§ Challenge
What follows is a listing; restate every line of it word for word.

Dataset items
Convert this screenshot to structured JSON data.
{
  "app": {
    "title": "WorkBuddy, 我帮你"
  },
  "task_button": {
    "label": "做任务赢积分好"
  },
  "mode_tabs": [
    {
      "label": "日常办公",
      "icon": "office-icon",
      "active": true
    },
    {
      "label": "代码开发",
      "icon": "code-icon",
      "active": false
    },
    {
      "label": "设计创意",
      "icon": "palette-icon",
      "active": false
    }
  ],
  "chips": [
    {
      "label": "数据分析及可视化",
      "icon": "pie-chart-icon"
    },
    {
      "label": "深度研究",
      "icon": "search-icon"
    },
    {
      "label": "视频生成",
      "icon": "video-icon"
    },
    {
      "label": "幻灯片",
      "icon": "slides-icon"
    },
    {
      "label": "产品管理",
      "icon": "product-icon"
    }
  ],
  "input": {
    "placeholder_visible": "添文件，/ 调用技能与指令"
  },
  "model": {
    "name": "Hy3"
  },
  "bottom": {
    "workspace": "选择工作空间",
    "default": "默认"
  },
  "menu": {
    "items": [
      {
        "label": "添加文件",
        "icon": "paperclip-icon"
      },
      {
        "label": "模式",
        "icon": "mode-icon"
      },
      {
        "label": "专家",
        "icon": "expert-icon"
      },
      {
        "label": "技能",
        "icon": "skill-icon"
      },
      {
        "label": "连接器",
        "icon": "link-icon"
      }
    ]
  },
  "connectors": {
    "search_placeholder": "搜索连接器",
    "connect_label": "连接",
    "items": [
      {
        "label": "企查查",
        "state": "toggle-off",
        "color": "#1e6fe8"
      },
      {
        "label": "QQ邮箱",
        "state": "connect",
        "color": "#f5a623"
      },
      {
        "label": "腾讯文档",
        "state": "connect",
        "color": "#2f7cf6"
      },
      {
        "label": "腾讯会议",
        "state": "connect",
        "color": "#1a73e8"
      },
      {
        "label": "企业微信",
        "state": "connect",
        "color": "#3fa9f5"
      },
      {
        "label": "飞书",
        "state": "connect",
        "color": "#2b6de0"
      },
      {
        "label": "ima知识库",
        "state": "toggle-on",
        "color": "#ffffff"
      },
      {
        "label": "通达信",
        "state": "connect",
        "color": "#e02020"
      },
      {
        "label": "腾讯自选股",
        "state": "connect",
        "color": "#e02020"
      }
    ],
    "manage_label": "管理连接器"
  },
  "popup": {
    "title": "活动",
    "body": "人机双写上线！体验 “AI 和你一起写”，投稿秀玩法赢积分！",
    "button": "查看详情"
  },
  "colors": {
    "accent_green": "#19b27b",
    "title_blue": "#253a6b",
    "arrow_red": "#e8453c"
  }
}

§ Response to this task
Convert this screenshot to structured JSON data.
{
  "app": {
    "title": "WorkBuddy, 我帮你"
  },
  "task_button": {
    "label": "做任务赢积分好"
  },
  "mode_tabs": [
    {
      "label": "日常办公",
      "icon": "office-icon",
      "active": true
    },
    {
      "label": "代码开发",
      "icon": "code-icon",
      "active": false
    },
    {
      "label": "设计创意",
      "icon": "palette-icon",
      "active": false
    }
  ],
  "chips": [
    {
      "label": "数据分析及可视化",
      "icon": "pie-chart-icon"
    },
    {
      "label": "深度研究",
      "icon": "search-icon"
    },
    {
      "label": "视频生成",
      "icon": "video-icon"
    },
    {
      "label": "幻灯片",
      "icon": "slides-icon"
    },
    {
      "label": "产品管理",
      "icon": "product-icon"
    }
  ],
  "input": {
    "placeholder_visible": "添文件，/ 调用技能与指令"
  },
  "model": {
    "name": "Hy3"
  },
  "bottom": {
    "workspace": "选择工作空间",
    "default": "默认"
  },
  "menu": {
    "items": [
      {
        "label": "添加文件",
        "icon": "paperclip-icon"
      },
      {
        "label": "模式",
        "icon": "mode-icon"
      },
      {
        "label": "专家",
        "icon": "expert-icon"
      },
      {
        "label": "技能",
        "icon": "skill-icon"
      },
      {
        "label": "连接器",
        "icon": "link-icon"
      }
    ]
  },
  "connectors": {
    "search_placeholder": "搜索连接器",
    "connect_label": "连接",
    "items": [
      {
        "label": "企查查",
        "state": "toggle-off",
        "color": "#1e6fe8"
      },
      {
        "label": "QQ邮箱",
        "state": "connect",
        "color": "#f5a623"
      },
      {
        "label": "腾讯文档",
        "state": "connect",
        "color": "#2f7cf6"
      },
      {
        "label": "腾讯会议",
        "state": "connect",
        "color": "#1a73e8"
      },
      {
        "label": "企业微信",
        "state": "connect",
        "color": "#3fa9f5"
      },
      {
        "label": "飞书",
        "state": "connect",
        "color": "#2b6de0"
      },
      {
        "label": "ima知识库",
        "state": "toggle-on",
        "color": "#ffffff"
      },
      {
        "label": "通达信",
        "state": "connect",
        "color": "#e02020"
      },
      {
        "label": "腾讯自选股",
        "state": "connect",
        "color": "#e02020"
      }
    ],
    "manage_label": "管理连接器"
  },
  "popup": {
    "title": "活动",
    "body": "人机双写上线！体验 “AI 和你一起写”，投稿秀玩法赢积分！",
    "button": "查看详情"
  },
  "colors": {
    "accent_green": "#19b27b",
    "title_blue": "#253a6b",
    "arrow_red": "#e8453c"
  }
}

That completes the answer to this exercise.